- SHORT TASK
Copy all lines below containing "placeholder".
■ ■ ■ ■
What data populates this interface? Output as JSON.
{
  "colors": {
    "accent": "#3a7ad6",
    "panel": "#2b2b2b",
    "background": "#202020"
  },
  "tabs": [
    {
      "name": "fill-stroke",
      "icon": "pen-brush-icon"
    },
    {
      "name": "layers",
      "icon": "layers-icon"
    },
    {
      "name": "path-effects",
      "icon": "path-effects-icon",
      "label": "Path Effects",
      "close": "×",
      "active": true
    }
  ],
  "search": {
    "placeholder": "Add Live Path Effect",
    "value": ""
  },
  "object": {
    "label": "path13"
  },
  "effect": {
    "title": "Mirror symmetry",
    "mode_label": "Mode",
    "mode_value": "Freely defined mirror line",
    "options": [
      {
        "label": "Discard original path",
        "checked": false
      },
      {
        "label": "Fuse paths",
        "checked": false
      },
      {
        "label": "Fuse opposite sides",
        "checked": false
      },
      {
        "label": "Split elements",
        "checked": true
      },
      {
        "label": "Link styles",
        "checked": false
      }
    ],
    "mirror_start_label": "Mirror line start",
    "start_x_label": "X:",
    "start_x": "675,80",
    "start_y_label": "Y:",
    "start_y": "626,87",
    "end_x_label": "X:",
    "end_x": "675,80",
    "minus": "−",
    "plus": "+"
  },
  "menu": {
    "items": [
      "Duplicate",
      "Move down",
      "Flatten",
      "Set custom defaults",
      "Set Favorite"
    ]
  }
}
■ ■ ■ ■
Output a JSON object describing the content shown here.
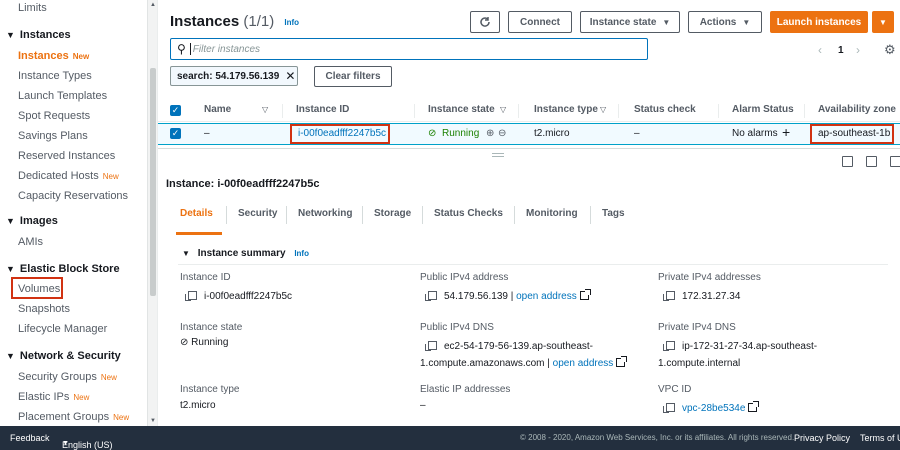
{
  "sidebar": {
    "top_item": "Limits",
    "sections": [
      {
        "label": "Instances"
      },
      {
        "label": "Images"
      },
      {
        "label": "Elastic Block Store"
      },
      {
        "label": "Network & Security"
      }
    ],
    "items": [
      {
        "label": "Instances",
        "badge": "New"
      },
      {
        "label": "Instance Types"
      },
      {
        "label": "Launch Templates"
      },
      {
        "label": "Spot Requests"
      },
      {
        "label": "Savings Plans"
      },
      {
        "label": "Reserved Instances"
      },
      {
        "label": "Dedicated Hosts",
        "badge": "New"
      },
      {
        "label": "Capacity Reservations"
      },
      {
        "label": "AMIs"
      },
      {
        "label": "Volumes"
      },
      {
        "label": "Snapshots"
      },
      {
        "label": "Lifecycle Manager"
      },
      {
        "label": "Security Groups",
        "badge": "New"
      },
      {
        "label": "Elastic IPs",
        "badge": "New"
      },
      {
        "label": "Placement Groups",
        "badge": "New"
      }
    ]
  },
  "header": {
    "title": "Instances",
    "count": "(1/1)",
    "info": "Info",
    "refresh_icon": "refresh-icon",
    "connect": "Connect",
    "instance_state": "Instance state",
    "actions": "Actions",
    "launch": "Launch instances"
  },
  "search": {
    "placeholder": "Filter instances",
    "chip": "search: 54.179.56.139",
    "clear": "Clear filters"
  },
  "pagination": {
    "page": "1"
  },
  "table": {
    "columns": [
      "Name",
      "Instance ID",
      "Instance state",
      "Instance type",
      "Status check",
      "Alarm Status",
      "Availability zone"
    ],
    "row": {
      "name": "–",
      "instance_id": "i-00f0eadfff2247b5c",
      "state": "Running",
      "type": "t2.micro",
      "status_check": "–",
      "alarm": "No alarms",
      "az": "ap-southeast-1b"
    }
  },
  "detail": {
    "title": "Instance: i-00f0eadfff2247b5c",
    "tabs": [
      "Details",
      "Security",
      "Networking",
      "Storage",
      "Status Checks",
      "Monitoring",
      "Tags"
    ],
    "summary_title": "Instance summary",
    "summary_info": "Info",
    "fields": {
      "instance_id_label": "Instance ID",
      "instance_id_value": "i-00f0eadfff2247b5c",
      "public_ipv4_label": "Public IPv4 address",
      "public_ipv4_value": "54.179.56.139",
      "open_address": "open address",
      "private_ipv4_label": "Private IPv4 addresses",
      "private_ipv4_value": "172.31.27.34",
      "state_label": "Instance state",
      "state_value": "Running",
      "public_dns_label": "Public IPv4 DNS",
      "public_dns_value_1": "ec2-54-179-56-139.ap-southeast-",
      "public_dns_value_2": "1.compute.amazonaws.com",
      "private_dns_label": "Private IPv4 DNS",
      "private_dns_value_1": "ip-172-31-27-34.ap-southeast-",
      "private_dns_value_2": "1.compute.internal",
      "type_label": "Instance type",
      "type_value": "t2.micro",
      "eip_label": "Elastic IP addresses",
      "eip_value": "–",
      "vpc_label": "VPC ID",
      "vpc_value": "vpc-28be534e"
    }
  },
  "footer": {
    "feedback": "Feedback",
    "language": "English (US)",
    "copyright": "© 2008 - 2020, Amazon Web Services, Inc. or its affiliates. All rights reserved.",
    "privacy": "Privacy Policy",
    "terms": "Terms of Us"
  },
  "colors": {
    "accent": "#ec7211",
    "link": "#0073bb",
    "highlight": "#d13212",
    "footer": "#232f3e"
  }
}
■ ■ ■ ■
- THE REPLY
    "placeholder": "Add Live Path Effect",
    "placeholder": "Filter instances",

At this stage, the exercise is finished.